**Exercise goal:** Extract the full set of records, then give each one again exactly.

**Recorded information:**
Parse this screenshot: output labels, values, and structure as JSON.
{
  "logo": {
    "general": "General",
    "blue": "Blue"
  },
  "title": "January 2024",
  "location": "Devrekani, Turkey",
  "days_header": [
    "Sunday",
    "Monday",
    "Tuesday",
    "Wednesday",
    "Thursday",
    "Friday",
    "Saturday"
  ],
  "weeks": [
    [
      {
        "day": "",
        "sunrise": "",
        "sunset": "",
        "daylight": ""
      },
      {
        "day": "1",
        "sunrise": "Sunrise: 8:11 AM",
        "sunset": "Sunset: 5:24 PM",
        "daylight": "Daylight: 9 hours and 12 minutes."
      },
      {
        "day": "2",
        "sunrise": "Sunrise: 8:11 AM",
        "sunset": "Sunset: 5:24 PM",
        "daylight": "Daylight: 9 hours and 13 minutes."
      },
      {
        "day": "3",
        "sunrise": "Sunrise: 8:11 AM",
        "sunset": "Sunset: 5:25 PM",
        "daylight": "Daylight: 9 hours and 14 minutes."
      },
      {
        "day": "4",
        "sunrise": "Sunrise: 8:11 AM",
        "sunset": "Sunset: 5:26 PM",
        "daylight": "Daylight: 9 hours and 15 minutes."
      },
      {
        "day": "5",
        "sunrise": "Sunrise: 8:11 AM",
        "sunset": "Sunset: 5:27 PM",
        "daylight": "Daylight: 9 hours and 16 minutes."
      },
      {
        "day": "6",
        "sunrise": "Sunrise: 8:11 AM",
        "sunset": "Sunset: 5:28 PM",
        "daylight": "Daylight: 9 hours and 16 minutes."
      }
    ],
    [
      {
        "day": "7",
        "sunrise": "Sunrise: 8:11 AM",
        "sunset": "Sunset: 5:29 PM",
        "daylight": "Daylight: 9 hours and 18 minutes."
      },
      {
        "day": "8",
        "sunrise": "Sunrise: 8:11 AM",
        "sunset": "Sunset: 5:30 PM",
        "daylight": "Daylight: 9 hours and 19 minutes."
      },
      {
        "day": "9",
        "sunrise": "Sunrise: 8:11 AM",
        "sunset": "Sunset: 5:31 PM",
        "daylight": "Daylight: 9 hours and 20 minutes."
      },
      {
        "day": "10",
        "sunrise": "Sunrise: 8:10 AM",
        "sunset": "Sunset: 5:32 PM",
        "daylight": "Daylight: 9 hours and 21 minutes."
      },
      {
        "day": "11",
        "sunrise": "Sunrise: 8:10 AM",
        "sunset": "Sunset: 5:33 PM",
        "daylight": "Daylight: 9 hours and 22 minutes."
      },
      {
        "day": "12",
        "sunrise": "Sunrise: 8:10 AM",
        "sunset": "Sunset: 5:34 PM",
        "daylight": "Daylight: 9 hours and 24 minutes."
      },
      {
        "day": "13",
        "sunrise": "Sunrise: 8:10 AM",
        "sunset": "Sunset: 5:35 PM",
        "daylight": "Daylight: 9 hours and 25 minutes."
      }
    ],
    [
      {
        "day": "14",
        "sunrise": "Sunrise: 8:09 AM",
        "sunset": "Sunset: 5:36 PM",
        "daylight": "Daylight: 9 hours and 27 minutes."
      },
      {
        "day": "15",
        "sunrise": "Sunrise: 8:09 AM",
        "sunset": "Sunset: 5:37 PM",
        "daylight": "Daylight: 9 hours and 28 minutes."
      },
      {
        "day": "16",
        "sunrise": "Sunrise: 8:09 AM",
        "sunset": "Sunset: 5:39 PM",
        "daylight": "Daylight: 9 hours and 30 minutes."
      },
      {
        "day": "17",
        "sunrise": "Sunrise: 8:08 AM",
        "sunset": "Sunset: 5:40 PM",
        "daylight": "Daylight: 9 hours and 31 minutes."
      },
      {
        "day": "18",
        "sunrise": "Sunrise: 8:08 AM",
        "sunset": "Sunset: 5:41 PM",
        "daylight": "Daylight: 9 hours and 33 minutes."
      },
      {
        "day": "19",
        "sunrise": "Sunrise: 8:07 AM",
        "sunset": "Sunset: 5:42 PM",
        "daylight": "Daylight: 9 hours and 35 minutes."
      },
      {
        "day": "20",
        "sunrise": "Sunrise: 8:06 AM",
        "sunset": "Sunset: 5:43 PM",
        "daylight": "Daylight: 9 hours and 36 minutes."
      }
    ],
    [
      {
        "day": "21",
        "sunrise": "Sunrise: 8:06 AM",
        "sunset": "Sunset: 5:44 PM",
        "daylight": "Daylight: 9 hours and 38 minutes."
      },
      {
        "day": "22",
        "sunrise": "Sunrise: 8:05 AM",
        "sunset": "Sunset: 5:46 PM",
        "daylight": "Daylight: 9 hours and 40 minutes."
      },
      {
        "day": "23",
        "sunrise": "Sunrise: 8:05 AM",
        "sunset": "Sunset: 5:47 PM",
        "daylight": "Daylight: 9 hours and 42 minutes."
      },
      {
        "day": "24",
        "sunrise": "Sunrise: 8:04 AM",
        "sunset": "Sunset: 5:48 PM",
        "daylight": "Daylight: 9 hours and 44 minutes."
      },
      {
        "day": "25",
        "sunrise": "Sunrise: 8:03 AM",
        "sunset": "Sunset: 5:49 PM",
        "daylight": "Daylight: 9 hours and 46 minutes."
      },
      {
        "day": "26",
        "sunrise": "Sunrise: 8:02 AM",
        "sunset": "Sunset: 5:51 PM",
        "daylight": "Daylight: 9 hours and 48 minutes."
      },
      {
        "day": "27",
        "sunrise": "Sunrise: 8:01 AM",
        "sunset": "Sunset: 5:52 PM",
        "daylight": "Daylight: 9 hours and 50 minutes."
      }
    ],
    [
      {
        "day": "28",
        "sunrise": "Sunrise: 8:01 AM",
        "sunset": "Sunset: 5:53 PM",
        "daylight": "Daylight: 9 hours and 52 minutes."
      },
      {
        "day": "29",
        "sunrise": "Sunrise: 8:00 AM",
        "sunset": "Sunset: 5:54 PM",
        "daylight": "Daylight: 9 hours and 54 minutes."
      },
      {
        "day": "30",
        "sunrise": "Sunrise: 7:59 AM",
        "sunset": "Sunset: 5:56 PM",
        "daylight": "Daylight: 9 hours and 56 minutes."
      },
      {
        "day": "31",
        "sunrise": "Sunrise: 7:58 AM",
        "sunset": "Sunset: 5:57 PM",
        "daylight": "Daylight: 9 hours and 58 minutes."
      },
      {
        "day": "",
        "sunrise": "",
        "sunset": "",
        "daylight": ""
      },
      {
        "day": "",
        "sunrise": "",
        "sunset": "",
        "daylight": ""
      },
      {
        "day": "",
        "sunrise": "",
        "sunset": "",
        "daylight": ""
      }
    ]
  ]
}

**Answer to this exercise:**
Parse this screenshot: output labels, values, and structure as JSON.
{
  "logo": {
    "general": "General",
    "blue": "Blue"
  },
  "title": "January 2024",
  "location": "Devrekani, Turkey",
  "days_header": [
    "Sunday",
    "Monday",
    "Tuesday",
    "Wednesday",
    "Thursday",
    "Friday",
    "Saturday"
  ],
  "weeks": [
    [
      {
        "day": "",
        "sunrise": "",
        "sunset": "",
        "daylight": ""
      },
      {
        "day": "1",
        "sunrise": "Sunrise: 8:11 AM",
        "sunset": "Sunset: 5:24 PM",
        "daylight": "Daylight: 9 hours and 12 minutes."
      },
      {
        "day": "2",
        "sunrise": "Sunrise: 8:11 AM",
        "sunset": "Sunset: 5:24 PM",
        "daylight": "Daylight: 9 hours and 13 minutes."
      },
      {
        "day": "3",
        "sunrise": "Sunrise: 8:11 AM",
        "sunset": "Sunset: 5:25 PM",
        "daylight": "Daylight: 9 hours and 14 minutes."
      },
      {
        "day": "4",
        "sunrise": "Sunrise: 8:11 AM",
        "sunset": "Sunset: 5:26 PM",
        "daylight": "Daylight: 9 hours and 15 minutes."
      },
      {
        "day": "5",
        "sunrise": "Sunrise: 8:11 AM",
        "sunset": "Sunset: 5:27 PM",
        "daylight": "Daylight: 9 hours and 16 minutes."
      },
      {
        "day": "6",
        "sunrise": "Sunrise: 8:11 AM",
        "sunset": "Sunset: 5:28 PM",
        "daylight": "Daylight: 9 hours and 16 minutes."
      }
    ],
    [
      {
        "day": "7",
        "sunrise": "Sunrise: 8:11 AM",
        "sunset": "Sunset: 5:29 PM",
        "daylight": "Daylight: 9 hours and 18 minutes."
      },
      {
        "day": "8",
        "sunrise": "Sunrise: 8:11 AM",
        "sunset": "Sunset: 5:30 PM",
        "daylight": "Daylight: 9 hours and 19 minutes."
      },
      {
        "day": "9",
        "sunrise": "Sunrise: 8:11 AM",
        "sunset": "Sunset: 5:31 PM",
        "daylight": "Daylight: 9 hours and 20 minutes."
      },
      {
        "day": "10",
        "sunrise": "Sunrise: 8:10 AM",
        "sunset": "Sunset: 5:32 PM",
        "daylight": "Daylight: 9 hours and 21 minutes."
      },
      {
        "day": "11",
        "sunrise": "Sunrise: 8:10 AM",
        "sunset": "Sunset: 5:33 PM",
        "daylight": "Daylight: 9 hours and 22 minutes."
      },
      {
        "day": "12",
        "sunrise": "Sunrise: 8:10 AM",
        "sunset": "Sunset: 5:34 PM",
        "daylight": "Daylight: 9 hours and 24 minutes."
      },
      {
        "day": "13",
        "sunrise": "Sunrise: 8:10 AM",
        "sunset": "Sunset: 5:35 PM",
        "daylight": "Daylight: 9 hours and 25 minutes."
      }
    ],
    [
      {
        "day": "14",
        "sunrise": "Sunrise: 8:09 AM",
        "sunset": "Sunset: 5:36 PM",
        "daylight": "Daylight: 9 hours and 27 minutes."
      },
      {
        "day": "15",
        "sunrise": "Sunrise: 8:09 AM",
        "sunset": "Sunset: 5:37 PM",
        "daylight": "Daylight: 9 hours and 28 minutes."
      },
      {
        "day": "16",
        "sunrise": "Sunrise: 8:09 AM",
        "sunset": "Sunset: 5:39 PM",
        "daylight": "Daylight: 9 hours and 30 minutes."
      },
      {
        "day": "17",
        "sunrise": "Sunrise: 8:08 AM",
        "sunset": "Sunset: 5:40 PM",
        "daylight": "Daylight: 9 hours and 31 minutes."
      },
      {
        "day": "18",
        "sunrise": "Sunrise: 8:08 AM",
        "sunset": "Sunset: 5:41 PM",
        "daylight": "Daylight: 9 hours and 33 minutes."
      },
      {
        "day": "19",
        "sunrise": "Sunrise: 8:07 AM",
        "sunset": "Sunset: 5:42 PM",
        "daylight": "Daylight: 9 hours and 35 minutes."
      },
      {
        "day": "20",
        "sunrise": "Sunrise: 8:06 AM",
        "sunset": "Sunset: 5:43 PM",
        "daylight": "Daylight: 9 hours and 36 minutes."
      }
    ],
    [
      {
        "day": "21",
        "sunrise": "Sunrise: 8:06 AM",
        "sunset": "Sunset: 5:44 PM",
        "daylight": "Daylight: 9 hours and 38 minutes."
      },
      {
        "day": "22",
        "sunrise": "Sunrise: 8:05 AM",
        "sunset": "Sunset: 5:46 PM",
        "daylight": "Daylight: 9 hours and 40 minutes."
      },
      {
        "day": "23",
        "sunrise": "Sunrise: 8:05 AM",
        "sunset": "Sunset: 5:47 PM",
        "daylight": "Daylight: 9 hours and 42 minutes."
      },
      {
        "day": "24",
        "sunrise": "Sunrise: 8:04 AM",
        "sunset": "Sunset: 5:48 PM",
        "daylight": "Daylight: 9 hours and 44 minutes."
      },
      {
        "day": "25",
        "sunrise": "Sunrise: 8:03 AM",
        "sunset": "Sunset: 5:49 PM",
        "daylight": "Daylight: 9 hours and 46 minutes."
      },
      {
        "day": "26",
        "sunrise": "Sunrise: 8:02 AM",
        "sunset": "Sunset: 5:51 PM",
        "daylight": "Daylight: 9 hours and 48 minutes."
      },
      {
        "day": "27",
        "sunrise": "Sunrise: 8:01 AM",
        "sunset": "Sunset: 5:52 PM",
        "daylight": "Daylight: 9 hours and 50 minutes."
      }
    ],
    [
      {
        "day": "28",
        "sunrise": "Sunrise: 8:01 AM",
        "sunset": "Sunset: 5:53 PM",
        "daylight": "Daylight: 9 hours and 52 minutes."
      },
      {
        "day": "29",
        "sunrise": "Sunrise: 8:00 AM",
        "sunset": "Sunset: 5:54 PM",
        "daylight": "Daylight: 9 hours and 54 minutes."
      },
      {
        "day": "30",
        "sunrise": "Sunrise: 7:59 AM",
        "sunset": "Sunset: 5:56 PM",
        "daylight": "Daylight: 9 hours and 56 minutes."
      },
      {
        "day": "31",
        "sunrise": "Sunrise: 7:58 AM",
        "sunset": "Sunset: 5:57 PM",
        "daylight": "Daylight: 9 hours and 58 minutes."
      },
      {
        "day": "",
        "sunrise": "",
        "sunset": "",
        "daylight": ""
      },
      {
        "day": "",
        "sunrise": "",
        "sunset": "",
        "daylight": ""
      },
      {
        "day": "",
        "sunrise": "",
        "sunset": "",
        "daylight": ""
      }
    ]
  ]
}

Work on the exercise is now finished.